Excerpt from a dataset:

..............................

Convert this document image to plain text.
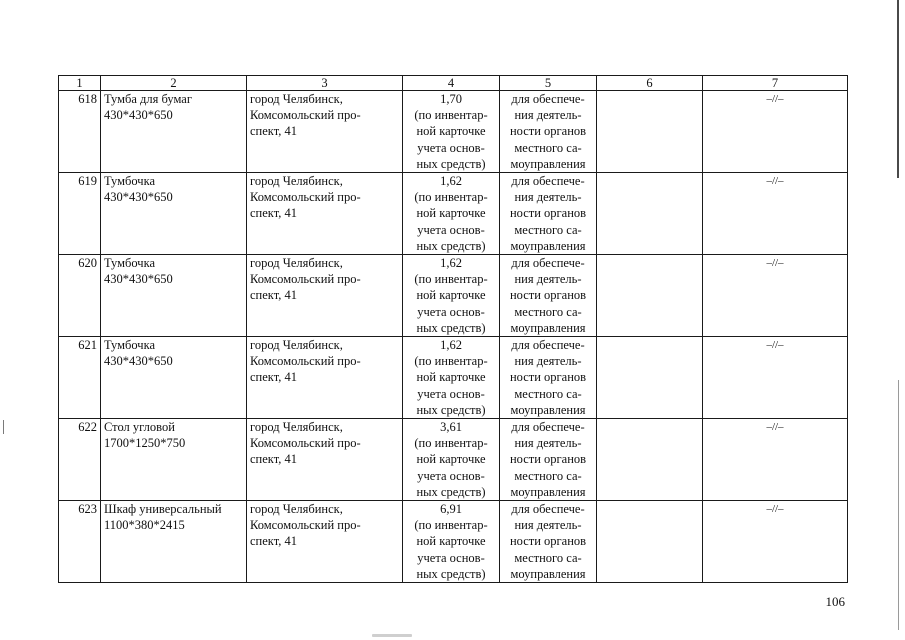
1	2	3	4	5	6	7
618	Тумба для бумаг
430*430*650	город Челябинск,
Комсомольский про-
спект, 41	1,70
(по инвентар-
ной карточке
учета основ-
ных средств)	для обеспече-
ния деятель-
ности органов
местного са-
моуправления		–//–
619	Тумбочка
430*430*650	город Челябинск,
Комсомольский про-
спект, 41	1,62
(по инвентар-
ной карточке
учета основ-
ных средств)	для обеспече-
ния деятель-
ности органов
местного са-
моуправления		–//–
620	Тумбочка
430*430*650	город Челябинск,
Комсомольский про-
спект, 41	1,62
(по инвентар-
ной карточке
учета основ-
ных средств)	для обеспече-
ния деятель-
ности органов
местного са-
моуправления		–//–
621	Тумбочка
430*430*650	город Челябинск,
Комсомольский про-
спект, 41	1,62
(по инвентар-
ной карточке
учета основ-
ных средств)	для обеспече-
ния деятель-
ности органов
местного са-
моуправления		–//–
622	Стол угловой
1700*1250*750	город Челябинск,
Комсомольский про-
спект, 41	3,61
(по инвентар-
ной карточке
учета основ-
ных средств)	для обеспече-
ния деятель-
ности органов
местного са-
моуправления		–//–
623	Шкаф универсальный
1100*380*2415	город Челябинск,
Комсомольский про-
спект, 41	6,91
(по инвентар-
ной карточке
учета основ-
ных средств)	для обеспече-
ния деятель-
ности органов
местного са-
моуправления		–//–
106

..............................

Exercise aim: Reproduce the entries above without change, omitting all pictures.

Answer to this problem:
Convert this document image to plain text.
1	2	3	4	5	6	7
618	Тумба для бумаг
430*430*650	город Челябинск,
Комсомольский про-
спект, 41	1,70
(по инвентар-
ной карточке
учета основ-
ных средств)	для обеспече-
ния деятель-
ности органов
местного са-
моуправления		–//–
619	Тумбочка
430*430*650	город Челябинск,
Комсомольский про-
спект, 41	1,62
(по инвентар-
ной карточке
учета основ-
ных средств)	для обеспече-
ния деятель-
ности органов
местного са-
моуправления		–//–
620	Тумбочка
430*430*650	город Челябинск,
Комсомольский про-
спект, 41	1,62
(по инвентар-
ной карточке
учета основ-
ных средств)	для обеспече-
ния деятель-
ности органов
местного са-
моуправления		–//–
621	Тумбочка
430*430*650	город Челябинск,
Комсомольский про-
спект, 41	1,62
(по инвентар-
ной карточке
учета основ-
ных средств)	для обеспече-
ния деятель-
ности органов
местного са-
моуправления		–//–
622	Стол угловой
1700*1250*750	город Челябинск,
Комсомольский про-
спект, 41	3,61
(по инвентар-
ной карточке
учета основ-
ных средств)	для обеспече-
ния деятель-
ности органов
местного са-
моуправления		–//–
623	Шкаф универсальный
1100*380*2415	город Челябинск,
Комсомольский про-
спект, 41	6,91
(по инвентар-
ной карточке
учета основ-
ных средств)	для обеспече-
ния деятель-
ности органов
местного са-
моуправления		–//–
106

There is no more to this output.